Records supplied.
■ ■ ■ ■ ■

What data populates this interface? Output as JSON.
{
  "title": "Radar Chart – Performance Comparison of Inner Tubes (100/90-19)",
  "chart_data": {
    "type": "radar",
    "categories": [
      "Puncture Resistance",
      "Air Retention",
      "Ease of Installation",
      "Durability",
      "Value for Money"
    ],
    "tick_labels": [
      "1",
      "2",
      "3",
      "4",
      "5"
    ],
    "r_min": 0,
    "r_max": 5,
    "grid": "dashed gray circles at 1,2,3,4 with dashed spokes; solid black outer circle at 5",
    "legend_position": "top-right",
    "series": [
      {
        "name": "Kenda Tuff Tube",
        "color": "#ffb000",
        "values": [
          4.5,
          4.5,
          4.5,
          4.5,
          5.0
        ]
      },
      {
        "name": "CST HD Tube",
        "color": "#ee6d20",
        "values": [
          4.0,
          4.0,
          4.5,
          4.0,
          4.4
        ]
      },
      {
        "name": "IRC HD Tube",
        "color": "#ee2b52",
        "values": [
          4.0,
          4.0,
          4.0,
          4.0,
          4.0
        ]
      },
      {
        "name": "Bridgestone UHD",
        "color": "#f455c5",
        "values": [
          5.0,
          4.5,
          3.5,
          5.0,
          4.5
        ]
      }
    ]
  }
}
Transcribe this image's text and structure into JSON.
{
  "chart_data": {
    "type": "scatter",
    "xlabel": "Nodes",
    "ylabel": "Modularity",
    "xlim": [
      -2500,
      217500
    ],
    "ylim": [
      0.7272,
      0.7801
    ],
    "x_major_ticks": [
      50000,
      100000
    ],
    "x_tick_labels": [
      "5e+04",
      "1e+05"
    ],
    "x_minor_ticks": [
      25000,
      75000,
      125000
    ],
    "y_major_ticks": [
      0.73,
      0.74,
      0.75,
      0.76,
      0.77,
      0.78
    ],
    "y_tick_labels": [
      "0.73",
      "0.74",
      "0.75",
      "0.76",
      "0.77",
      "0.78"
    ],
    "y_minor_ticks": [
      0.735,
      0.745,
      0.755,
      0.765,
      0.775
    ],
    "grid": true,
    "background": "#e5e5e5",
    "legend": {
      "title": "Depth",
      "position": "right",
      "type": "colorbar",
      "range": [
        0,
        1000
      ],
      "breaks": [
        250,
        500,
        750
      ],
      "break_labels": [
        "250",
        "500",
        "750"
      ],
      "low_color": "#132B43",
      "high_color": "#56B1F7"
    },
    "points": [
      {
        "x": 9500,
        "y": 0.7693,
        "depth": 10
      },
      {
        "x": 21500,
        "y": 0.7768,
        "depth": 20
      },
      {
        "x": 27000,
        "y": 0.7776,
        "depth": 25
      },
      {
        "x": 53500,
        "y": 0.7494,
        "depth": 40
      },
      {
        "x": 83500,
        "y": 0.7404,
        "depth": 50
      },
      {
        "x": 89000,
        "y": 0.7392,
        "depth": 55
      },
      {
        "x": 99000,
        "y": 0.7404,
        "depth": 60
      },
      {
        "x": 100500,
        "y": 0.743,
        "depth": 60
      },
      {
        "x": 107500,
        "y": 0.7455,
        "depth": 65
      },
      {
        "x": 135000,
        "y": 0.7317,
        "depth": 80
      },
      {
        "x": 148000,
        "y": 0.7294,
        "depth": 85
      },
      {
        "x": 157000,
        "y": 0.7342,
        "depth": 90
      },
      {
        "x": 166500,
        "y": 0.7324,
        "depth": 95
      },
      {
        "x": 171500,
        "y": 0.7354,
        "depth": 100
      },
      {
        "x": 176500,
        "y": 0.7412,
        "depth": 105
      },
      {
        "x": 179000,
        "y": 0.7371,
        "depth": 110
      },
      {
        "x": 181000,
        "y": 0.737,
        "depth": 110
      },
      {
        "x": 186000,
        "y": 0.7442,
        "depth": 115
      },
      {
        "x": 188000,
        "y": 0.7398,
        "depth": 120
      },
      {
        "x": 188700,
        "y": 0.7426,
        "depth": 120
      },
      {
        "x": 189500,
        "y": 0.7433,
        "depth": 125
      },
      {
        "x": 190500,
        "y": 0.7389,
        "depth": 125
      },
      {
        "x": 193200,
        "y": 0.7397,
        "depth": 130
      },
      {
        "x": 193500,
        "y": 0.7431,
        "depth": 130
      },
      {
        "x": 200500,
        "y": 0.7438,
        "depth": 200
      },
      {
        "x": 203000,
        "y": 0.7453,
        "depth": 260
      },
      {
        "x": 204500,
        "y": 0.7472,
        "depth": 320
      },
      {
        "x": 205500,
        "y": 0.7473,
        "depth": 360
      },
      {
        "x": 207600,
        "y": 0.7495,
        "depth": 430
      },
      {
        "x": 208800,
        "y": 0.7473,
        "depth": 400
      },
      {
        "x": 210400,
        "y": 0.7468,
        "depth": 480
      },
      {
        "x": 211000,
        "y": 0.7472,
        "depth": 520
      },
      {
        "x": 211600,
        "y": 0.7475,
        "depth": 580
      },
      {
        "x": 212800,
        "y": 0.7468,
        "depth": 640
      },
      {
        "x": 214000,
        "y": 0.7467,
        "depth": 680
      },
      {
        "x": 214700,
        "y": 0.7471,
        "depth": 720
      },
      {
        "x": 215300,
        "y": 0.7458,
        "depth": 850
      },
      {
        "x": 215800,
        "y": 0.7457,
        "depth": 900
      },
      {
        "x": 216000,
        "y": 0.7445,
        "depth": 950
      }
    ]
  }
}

■ ■ ■ ■ ■

Retype the listing above in full, with no alterations.

Answer for the task.
What data populates this interface? Output as JSON.
{
  "title": "Radar Chart – Performance Comparison of Inner Tubes (100/90-19)",
  "chart_data": {
    "type": "radar",
    "categories": [
      "Puncture Resistance",
      "Air Retention",
      "Ease of Installation",
      "Durability",
      "Value for Money"
    ],
    "tick_labels": [
      "1",
      "2",
      "3",
      "4",
      "5"
    ],
    "r_min": 0,
    "r_max": 5,
    "grid": "dashed gray circles at 1,2,3,4 with dashed spokes; solid black outer circle at 5",
    "legend_position": "top-right",
    "series": [
      {
        "name": "Kenda Tuff Tube",
        "color": "#ffb000",
        "values": [
          4.5,
          4.5,
          4.5,
          4.5,
          5.0
        ]
      },
      {
        "name": "CST HD Tube",
        "color": "#ee6d20",
        "values": [
          4.0,
          4.0,
          4.5,
          4.0,
          4.4
        ]
      },
      {
        "name": "IRC HD Tube",
        "color": "#ee2b52",
        "values": [
          4.0,
          4.0,
          4.0,
          4.0,
          4.0
        ]
      },
      {
        "name": "Bridgestone UHD",
        "color": "#f455c5",
        "values": [
          5.0,
          4.5,
          3.5,
          5.0,
          4.5
        ]
      }
    ]
  }
}
Transcribe this image's text and structure into JSON.
{
  "chart_data": {
    "type": "scatter",
    "xlabel": "Nodes",
    "ylabel": "Modularity",
    "xlim": [
      -2500,
      217500
    ],
    "ylim": [
      0.7272,
      0.7801
    ],
    "x_major_ticks": [
      50000,
      100000
    ],
    "x_tick_labels": [
      "5e+04",
      "1e+05"
    ],
    "x_minor_ticks": [
      25000,
      75000,
      125000
    ],
    "y_major_ticks": [
      0.73,
      0.74,
      0.75,
      0.76,
      0.77,
      0.78
    ],
    "y_tick_labels": [
      "0.73",
      "0.74",
      "0.75",
      "0.76",
      "0.77",
      "0.78"
    ],
    "y_minor_ticks": [
      0.735,
      0.745,
      0.755,
      0.765,
      0.775
    ],
    "grid": true,
    "background": "#e5e5e5",
    "legend": {
      "title": "Depth",
      "position": "right",
      "type": "colorbar",
      "range": [
        0,
        1000
      ],
      "breaks": [
        250,
        500,
        750
      ],
      "break_labels": [
        "250",
        "500",
        "750"
      ],
      "low_color": "#132B43",
      "high_color": "#56B1F7"
    },
    "points": [
      {
        "x": 9500,
        "y": 0.7693,
        "depth": 10
      },
      {
        "x": 21500,
        "y": 0.7768,
        "depth": 20
      },
      {
        "x": 27000,
        "y": 0.7776,
        "depth": 25
      },
      {
        "x": 53500,
        "y": 0.7494,
        "depth": 40
      },
      {
        "x": 83500,
        "y": 0.7404,
        "depth": 50
      },
      {
        "x": 89000,
        "y": 0.7392,
        "depth": 55
      },
      {
        "x": 99000,
        "y": 0.7404,
        "depth": 60
      },
      {
        "x": 100500,
        "y": 0.743,
        "depth": 60
      },
      {
        "x": 107500,
        "y": 0.7455,
        "depth": 65
      },
      {
        "x": 135000,
        "y": 0.7317,
        "depth": 80
      },
      {
        "x": 148000,
        "y": 0.7294,
        "depth": 85
      },
      {
        "x": 157000,
        "y": 0.7342,
        "depth": 90
      },
      {
        "x": 166500,
        "y": 0.7324,
        "depth": 95
      },
      {
        "x": 171500,
        "y": 0.7354,
        "depth": 100
      },
      {
        "x": 176500,
        "y": 0.7412,
        "depth": 105
      },
      {
        "x": 179000,
        "y": 0.7371,
        "depth": 110
      },
      {
        "x": 181000,
        "y": 0.737,
        "depth": 110
      },
      {
        "x": 186000,
        "y": 0.7442,
        "depth": 115
      },
      {
        "x": 188000,
        "y": 0.7398,
        "depth": 120
      },
      {
        "x": 188700,
        "y": 0.7426,
        "depth": 120
      },
      {
        "x": 189500,
        "y": 0.7433,
        "depth": 125
      },
      {
        "x": 190500,
        "y": 0.7389,
        "depth": 125
      },
      {
        "x": 193200,
        "y": 0.7397,
        "depth": 130
      },
      {
        "x": 193500,
        "y": 0.7431,
        "depth": 130
      },
      {
        "x": 200500,
        "y": 0.7438,
        "depth": 200
      },
      {
        "x": 203000,
        "y": 0.7453,
        "depth": 260
      },
      {
        "x": 204500,
        "y": 0.7472,
        "depth": 320
      },
      {
        "x": 205500,
        "y": 0.7473,
        "depth": 360
      },
      {
        "x": 207600,
        "y": 0.7495,
        "depth": 430
      },
      {
        "x": 208800,
        "y": 0.7473,
        "depth": 400
      },
      {
        "x": 210400,
        "y": 0.7468,
        "depth": 480
      },
      {
        "x": 211000,
        "y": 0.7472,
        "depth": 520
      },
      {
        "x": 211600,
        "y": 0.7475,
        "depth": 580
      },
      {
        "x": 212800,
        "y": 0.7468,
        "depth": 640
      },
      {
        "x": 214000,
        "y": 0.7467,
        "depth": 680
      },
      {
        "x": 214700,
        "y": 0.7471,
        "depth": 720
      },
      {
        "x": 215300,
        "y": 0.7458,
        "depth": 850
      },
      {
        "x": 215800,
        "y": 0.7457,
        "depth": 900
      },
      {
        "x": 216000,
        "y": 0.7445,
        "depth": 950
      }
    ]
  }
}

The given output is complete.